Stated problem: Reproduce every row below verbatim, leaving out the pictures.

*** Entries supplied ***

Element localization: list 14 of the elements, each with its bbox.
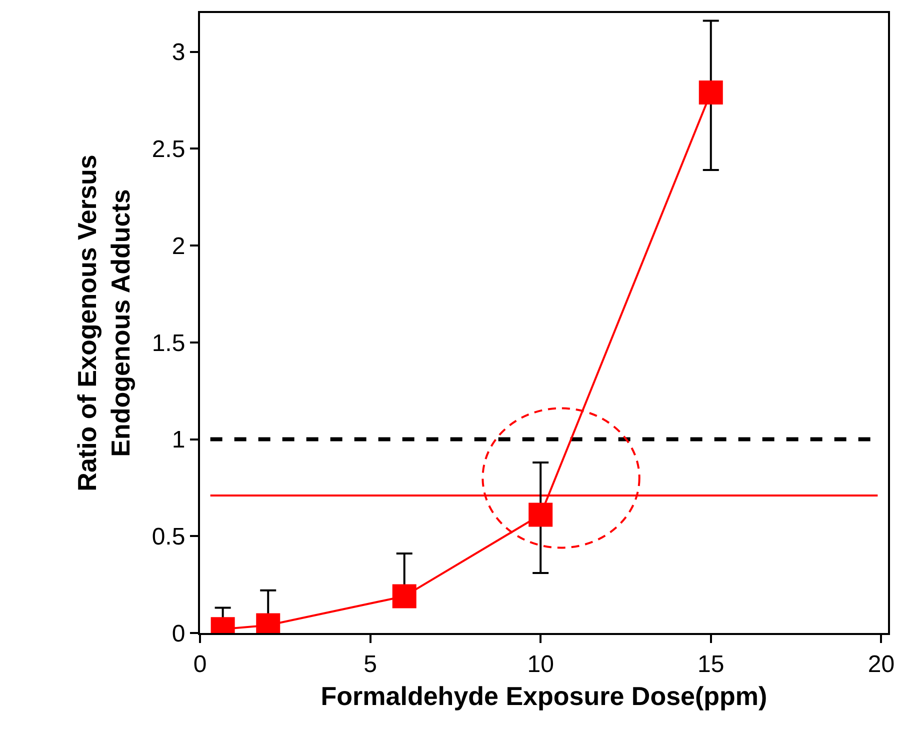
y-axis-title: Ratio of Exogenous Versus Endogenous Adducts <box>72 154 136 492</box>
y-tick-label: 0 <box>172 620 186 648</box>
y-tick-label: 0.5 <box>152 524 186 551</box>
x-tick-label: 0 <box>193 650 207 678</box>
y-tick-label: 2 <box>172 232 186 260</box>
x-tick-label: 20 <box>868 650 895 678</box>
x-tick-label: 10 <box>527 650 554 678</box>
y-tick-label: 1.5 <box>152 330 186 357</box>
y-tick-label: 1 <box>172 426 186 454</box>
x-axis-title: Formaldehyde Exposure Dose(ppm) <box>320 681 768 711</box>
y-tick-label: 2.5 <box>152 136 186 164</box>
x-tick-label: 5 <box>364 650 377 678</box>
y-tick-label: 3 <box>172 39 186 66</box>
x-tick-label: 15 <box>698 650 724 678</box>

***

Reply:
Element localization: list 14 of the elements, each with its bbox.
y-axis-title: Ratio of Exogenous Versus Endogenous Adducts <box>72 154 136 492</box>
y-tick-label: 0 <box>172 620 186 648</box>
y-tick-label: 0.5 <box>152 524 186 551</box>
x-tick-label: 0 <box>193 650 207 678</box>
y-tick-label: 2 <box>172 232 186 260</box>
x-tick-label: 20 <box>868 650 895 678</box>
x-tick-label: 10 <box>527 650 554 678</box>
y-tick-label: 1.5 <box>152 330 186 357</box>
y-tick-label: 1 <box>172 426 186 454</box>
x-axis-title: Formaldehyde Exposure Dose(ppm) <box>320 681 768 711</box>
y-tick-label: 2.5 <box>152 136 186 164</box>
x-tick-label: 5 <box>364 650 377 678</box>
y-tick-label: 3 <box>172 39 186 66</box>
x-tick-label: 15 <box>698 650 724 678</box>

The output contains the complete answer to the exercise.